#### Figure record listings
▬▬▬▬▬▬

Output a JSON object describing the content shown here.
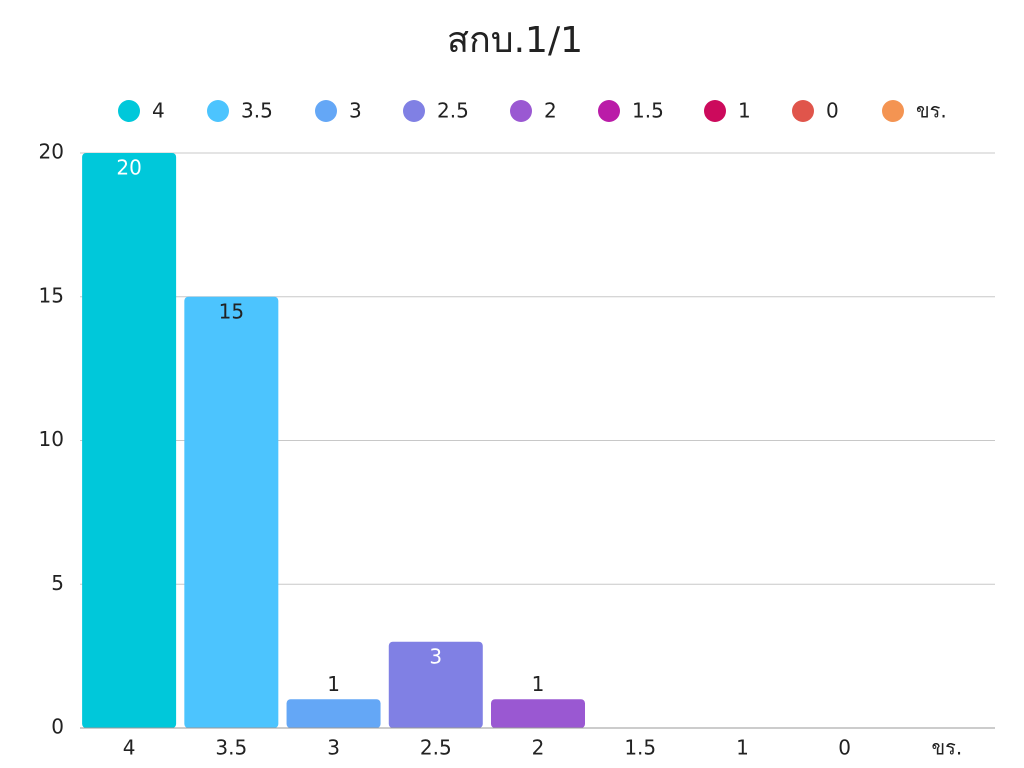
{
  "chart_data": {
    "type": "bar",
    "title": "สกบ.1/1",
    "categories": [
      "4",
      "3.5",
      "3",
      "2.5",
      "2",
      "1.5",
      "1",
      "0",
      "ขร."
    ],
    "values": [
      20,
      15,
      1,
      3,
      1,
      0,
      0,
      0,
      0
    ],
    "colors": [
      "#00c8da",
      "#4cc4fe",
      "#64a7f6",
      "#8080e4",
      "#9a58d2",
      "#ba1ca8",
      "#cc0a5c",
      "#e0554b",
      "#f49452"
    ],
    "ylim": [
      0,
      20
    ],
    "yticks": [
      0,
      5,
      10,
      15,
      20
    ],
    "grid": true
  }
}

▬▬▬▬▬▬

#### Exercise
Leave out the pictures and return every record word for word.

#### Answer for the task
Output a JSON object describing the content shown here.
{
  "chart_data": {
    "type": "bar",
    "title": "สกบ.1/1",
    "categories": [
      "4",
      "3.5",
      "3",
      "2.5",
      "2",
      "1.5",
      "1",
      "0",
      "ขร."
    ],
    "values": [
      20,
      15,
      1,
      3,
      1,
      0,
      0,
      0,
      0
    ],
    "colors": [
      "#00c8da",
      "#4cc4fe",
      "#64a7f6",
      "#8080e4",
      "#9a58d2",
      "#ba1ca8",
      "#cc0a5c",
      "#e0554b",
      "#f49452"
    ],
    "ylim": [
      0,
      20
    ],
    "yticks": [
      0,
      5,
      10,
      15,
      20
    ],
    "grid": true
  }
}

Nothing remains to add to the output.